Exercise –
Pictures aside, quote the whole listing exactly.

(Collected data entries)
*-*-*
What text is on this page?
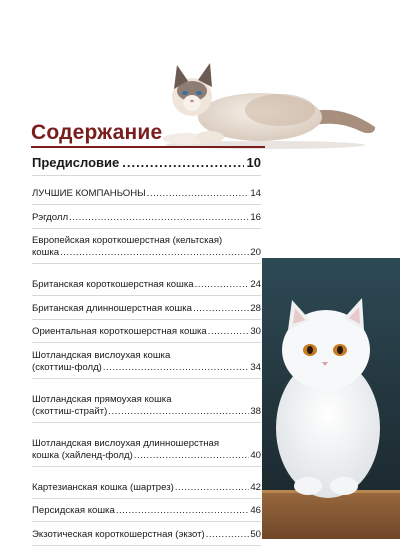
Содержание
Предисловие .....	10
ЛУЧШИЕ КОМПАНЬОНЫ .....	14
Рэгдолл .....	16
Европейская короткошерстная (кельтская)
кошка .....	20
Британская короткошерстная кошка .....	24
Британская длинношерстная кошка .....	28
Ориентальная короткошерстная кошка .....	30
Шотландская вислоухая кошка
(скоттиш-фолд) .....	34
Шотландская прямоухая кошка
(скоттиш-страйт) .....	38
Шотландская вислоухая длинношерстная
кошка (хайленд-фолд) .....	40
Картезианская кошка (шартрез) .....	42
Персидская кошка .....	46
Экзотическая короткошерстная (экзот) .....	50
*-*-*
The answer –
What text is on this page?
Содержание
Предисловие .....	10
ЛУЧШИЕ КОМПАНЬОНЫ .....	14
Рэгдолл .....	16
Европейская короткошерстная (кельтская)
кошка .....	20
Британская короткошерстная кошка .....	24
Британская длинношерстная кошка .....	28
Ориентальная короткошерстная кошка .....	30
Шотландская вислоухая кошка
(скоттиш-фолд) .....	34
Шотландская прямоухая кошка
(скоттиш-страйт) .....	38
Шотландская вислоухая длинношерстная
кошка (хайленд-фолд) .....	40
Картезианская кошка (шартрез) .....	42
Персидская кошка .....	46
Экзотическая короткошерстная (экзот) .....	50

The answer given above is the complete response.